Instructions for the task → Copy the listing verbatim, beginning at the line that contains "Find all labels, buttons, inputs, and" and stopping after the line that contains "line-spacing-select[interactable]: 2.0x: [653, 45, 664, 51]".

Input data →
↓↓↓

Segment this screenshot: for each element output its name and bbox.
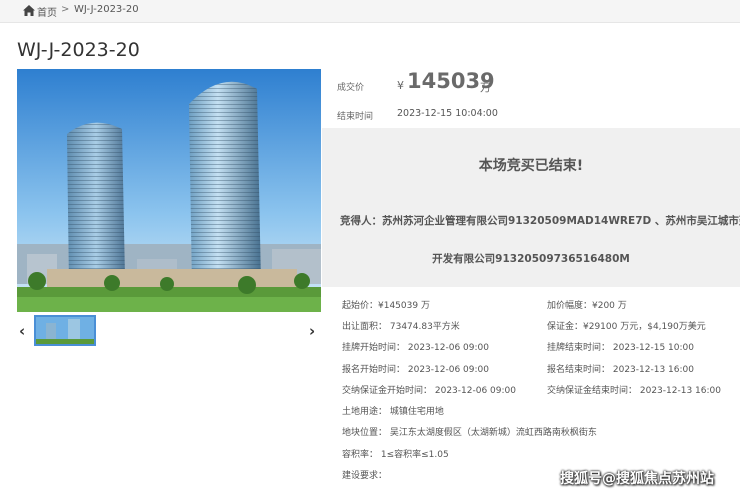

↑↑↑
↓↓↓

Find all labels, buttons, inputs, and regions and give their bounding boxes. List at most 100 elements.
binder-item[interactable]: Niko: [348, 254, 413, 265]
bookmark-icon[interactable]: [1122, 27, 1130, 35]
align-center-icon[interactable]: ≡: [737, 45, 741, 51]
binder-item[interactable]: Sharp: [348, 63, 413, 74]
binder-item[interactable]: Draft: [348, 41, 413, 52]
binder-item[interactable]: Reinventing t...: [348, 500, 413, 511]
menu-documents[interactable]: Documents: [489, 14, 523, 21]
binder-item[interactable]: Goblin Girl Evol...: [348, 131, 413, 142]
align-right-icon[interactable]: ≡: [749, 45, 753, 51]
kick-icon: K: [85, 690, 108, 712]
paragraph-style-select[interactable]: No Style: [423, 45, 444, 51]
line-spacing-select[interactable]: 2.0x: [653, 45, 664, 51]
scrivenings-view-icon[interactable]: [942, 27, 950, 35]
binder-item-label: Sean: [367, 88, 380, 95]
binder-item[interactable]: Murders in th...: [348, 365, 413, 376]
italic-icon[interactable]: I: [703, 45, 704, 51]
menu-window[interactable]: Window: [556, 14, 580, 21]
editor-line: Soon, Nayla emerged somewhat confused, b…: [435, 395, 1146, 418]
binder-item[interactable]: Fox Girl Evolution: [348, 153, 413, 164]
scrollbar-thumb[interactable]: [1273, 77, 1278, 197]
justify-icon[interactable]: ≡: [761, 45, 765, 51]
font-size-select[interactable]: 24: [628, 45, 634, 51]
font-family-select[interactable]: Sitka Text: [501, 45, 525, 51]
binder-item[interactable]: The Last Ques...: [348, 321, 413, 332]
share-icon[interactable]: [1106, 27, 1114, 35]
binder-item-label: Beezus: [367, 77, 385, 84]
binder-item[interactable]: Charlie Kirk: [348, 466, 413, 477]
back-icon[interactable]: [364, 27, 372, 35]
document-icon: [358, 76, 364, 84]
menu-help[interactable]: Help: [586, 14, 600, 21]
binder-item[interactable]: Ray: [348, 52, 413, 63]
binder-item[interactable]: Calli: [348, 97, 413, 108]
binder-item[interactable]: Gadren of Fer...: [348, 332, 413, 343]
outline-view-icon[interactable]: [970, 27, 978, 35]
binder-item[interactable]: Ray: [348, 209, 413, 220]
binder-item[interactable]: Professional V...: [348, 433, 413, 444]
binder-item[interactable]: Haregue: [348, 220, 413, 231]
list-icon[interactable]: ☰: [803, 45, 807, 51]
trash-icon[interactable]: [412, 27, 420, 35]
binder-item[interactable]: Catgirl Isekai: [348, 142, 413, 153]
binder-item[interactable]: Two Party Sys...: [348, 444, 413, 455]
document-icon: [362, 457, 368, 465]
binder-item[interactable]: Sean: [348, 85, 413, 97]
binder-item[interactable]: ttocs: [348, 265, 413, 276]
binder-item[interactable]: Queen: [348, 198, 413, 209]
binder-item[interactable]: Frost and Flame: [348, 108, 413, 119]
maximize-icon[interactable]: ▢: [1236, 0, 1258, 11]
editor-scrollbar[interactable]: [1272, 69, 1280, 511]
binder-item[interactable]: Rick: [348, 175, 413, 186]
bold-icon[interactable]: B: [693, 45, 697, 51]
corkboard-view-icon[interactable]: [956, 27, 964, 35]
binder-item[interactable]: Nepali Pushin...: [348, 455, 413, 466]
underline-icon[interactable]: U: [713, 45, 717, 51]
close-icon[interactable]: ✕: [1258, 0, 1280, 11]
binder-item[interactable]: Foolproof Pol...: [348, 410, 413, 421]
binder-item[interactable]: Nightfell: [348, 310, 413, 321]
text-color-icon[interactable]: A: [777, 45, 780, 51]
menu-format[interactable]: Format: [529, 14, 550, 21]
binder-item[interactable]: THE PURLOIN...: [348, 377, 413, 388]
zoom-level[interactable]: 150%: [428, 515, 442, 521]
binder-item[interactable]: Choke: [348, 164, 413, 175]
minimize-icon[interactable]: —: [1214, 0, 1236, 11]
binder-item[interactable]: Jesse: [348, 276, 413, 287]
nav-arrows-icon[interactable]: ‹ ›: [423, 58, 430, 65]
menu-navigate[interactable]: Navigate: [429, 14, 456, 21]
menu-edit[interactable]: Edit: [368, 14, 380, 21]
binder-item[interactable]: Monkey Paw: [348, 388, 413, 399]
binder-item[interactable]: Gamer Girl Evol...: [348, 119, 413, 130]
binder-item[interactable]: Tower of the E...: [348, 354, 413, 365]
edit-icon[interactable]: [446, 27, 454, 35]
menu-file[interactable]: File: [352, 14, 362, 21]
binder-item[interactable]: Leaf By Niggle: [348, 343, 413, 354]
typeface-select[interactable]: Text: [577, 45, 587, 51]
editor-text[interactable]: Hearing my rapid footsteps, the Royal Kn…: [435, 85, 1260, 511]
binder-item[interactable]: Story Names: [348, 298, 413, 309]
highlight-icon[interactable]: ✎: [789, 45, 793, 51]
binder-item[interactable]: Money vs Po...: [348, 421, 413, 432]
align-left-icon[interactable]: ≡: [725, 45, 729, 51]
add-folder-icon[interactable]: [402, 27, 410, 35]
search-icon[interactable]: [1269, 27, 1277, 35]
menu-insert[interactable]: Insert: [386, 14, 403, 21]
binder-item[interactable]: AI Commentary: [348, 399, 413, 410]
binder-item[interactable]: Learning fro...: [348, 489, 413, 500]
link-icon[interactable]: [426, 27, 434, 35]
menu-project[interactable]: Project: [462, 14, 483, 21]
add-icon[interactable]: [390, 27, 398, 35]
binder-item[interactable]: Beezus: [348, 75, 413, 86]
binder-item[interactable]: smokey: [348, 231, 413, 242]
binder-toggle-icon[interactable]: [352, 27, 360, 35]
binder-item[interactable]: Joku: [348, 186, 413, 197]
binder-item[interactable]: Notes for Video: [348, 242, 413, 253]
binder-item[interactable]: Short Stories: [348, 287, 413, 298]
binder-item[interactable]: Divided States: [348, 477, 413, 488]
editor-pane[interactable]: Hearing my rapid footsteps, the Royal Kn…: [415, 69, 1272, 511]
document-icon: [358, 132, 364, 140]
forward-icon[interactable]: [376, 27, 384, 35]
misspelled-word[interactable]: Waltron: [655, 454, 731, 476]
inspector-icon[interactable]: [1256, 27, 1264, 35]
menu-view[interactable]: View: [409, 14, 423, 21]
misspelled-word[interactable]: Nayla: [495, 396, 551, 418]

↑↑↑
↓↓↓

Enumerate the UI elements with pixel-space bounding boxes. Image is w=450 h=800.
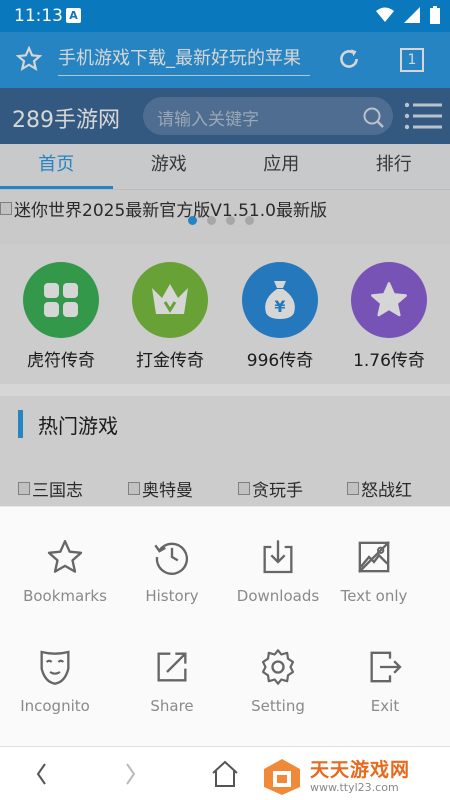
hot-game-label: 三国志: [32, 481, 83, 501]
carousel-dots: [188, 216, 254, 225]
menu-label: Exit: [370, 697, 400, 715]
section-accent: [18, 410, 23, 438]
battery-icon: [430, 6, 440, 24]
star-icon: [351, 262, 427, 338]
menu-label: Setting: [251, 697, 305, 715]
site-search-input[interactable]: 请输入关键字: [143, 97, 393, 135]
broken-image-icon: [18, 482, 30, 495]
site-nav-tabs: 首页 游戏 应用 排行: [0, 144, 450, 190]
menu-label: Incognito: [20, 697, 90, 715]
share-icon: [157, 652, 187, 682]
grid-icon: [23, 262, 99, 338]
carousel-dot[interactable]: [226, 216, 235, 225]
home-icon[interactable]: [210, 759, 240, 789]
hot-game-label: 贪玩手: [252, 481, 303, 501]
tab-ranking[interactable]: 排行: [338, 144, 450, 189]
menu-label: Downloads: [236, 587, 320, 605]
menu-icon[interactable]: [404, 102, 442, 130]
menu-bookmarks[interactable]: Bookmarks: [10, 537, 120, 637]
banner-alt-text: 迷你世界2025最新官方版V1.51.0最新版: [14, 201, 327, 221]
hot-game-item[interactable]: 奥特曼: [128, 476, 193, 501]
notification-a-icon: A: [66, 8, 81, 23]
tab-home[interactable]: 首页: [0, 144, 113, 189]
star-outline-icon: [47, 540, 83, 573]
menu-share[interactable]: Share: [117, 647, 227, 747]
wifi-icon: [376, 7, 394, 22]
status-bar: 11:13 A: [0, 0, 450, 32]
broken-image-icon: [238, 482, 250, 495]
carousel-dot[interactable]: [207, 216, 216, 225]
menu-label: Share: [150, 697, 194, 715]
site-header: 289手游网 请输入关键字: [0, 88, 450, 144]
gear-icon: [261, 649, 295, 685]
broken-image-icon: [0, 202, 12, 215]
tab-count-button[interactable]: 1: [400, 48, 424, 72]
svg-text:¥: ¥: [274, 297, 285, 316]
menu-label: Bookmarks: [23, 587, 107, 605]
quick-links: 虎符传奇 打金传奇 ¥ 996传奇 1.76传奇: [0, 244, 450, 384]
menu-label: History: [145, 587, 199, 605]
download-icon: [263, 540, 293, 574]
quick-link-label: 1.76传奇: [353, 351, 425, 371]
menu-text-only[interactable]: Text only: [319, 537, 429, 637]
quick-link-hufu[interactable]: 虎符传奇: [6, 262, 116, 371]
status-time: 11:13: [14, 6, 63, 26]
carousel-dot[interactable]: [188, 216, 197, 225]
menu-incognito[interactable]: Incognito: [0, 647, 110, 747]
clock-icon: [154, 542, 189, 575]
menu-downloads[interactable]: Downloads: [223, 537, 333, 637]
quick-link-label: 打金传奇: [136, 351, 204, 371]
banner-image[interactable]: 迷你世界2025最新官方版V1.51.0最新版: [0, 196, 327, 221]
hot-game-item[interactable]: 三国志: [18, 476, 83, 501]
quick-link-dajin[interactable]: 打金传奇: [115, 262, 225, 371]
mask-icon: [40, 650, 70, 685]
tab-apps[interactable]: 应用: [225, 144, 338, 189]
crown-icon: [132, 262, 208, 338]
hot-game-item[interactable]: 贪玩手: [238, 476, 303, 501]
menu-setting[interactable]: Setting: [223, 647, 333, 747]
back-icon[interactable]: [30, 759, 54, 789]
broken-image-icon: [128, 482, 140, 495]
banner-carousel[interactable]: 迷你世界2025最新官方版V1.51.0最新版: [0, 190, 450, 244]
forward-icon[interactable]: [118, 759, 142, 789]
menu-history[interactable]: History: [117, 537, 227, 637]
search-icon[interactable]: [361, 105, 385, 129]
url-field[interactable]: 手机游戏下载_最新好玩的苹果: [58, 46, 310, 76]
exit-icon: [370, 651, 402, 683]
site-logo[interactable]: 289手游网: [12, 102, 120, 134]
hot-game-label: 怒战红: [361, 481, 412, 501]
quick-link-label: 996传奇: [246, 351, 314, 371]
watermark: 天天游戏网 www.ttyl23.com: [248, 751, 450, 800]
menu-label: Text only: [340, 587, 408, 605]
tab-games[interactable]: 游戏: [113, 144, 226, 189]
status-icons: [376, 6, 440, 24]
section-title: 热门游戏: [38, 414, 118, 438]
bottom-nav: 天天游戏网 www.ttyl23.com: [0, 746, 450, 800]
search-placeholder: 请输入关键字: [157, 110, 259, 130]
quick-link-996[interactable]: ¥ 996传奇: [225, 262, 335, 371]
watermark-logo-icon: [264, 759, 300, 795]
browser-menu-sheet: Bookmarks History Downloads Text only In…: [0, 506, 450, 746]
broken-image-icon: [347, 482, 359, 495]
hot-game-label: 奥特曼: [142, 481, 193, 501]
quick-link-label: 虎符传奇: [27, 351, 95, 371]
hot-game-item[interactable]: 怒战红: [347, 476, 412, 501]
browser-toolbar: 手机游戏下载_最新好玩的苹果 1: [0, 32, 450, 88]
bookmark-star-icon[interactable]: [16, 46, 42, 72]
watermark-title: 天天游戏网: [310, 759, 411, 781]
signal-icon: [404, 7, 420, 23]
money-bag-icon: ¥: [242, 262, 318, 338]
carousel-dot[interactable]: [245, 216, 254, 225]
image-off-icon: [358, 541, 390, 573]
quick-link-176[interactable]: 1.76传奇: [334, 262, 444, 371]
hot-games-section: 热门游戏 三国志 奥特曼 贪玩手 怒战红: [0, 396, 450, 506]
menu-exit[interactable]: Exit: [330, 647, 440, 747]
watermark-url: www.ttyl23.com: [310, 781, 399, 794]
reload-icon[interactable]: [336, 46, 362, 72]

↑↑↑

Exercise output →
Find all labels, buttons, inputs, and regions and give their bounding boxes. List at most 100 elements.
binder-item[interactable]: Niko: [348, 254, 413, 265]
bookmark-icon[interactable]: [1122, 27, 1130, 35]
align-center-icon[interactable]: ≡: [737, 45, 741, 51]
binder-item[interactable]: Sharp: [348, 63, 413, 74]
binder-item[interactable]: Draft: [348, 41, 413, 52]
binder-item[interactable]: Reinventing t...: [348, 500, 413, 511]
menu-documents[interactable]: Documents: [489, 14, 523, 21]
binder-item[interactable]: Goblin Girl Evol...: [348, 131, 413, 142]
align-right-icon[interactable]: ≡: [749, 45, 753, 51]
kick-icon: K: [85, 690, 108, 712]
paragraph-style-select[interactable]: No Style: [423, 45, 444, 51]
line-spacing-select[interactable]: 2.0x: [653, 45, 664, 51]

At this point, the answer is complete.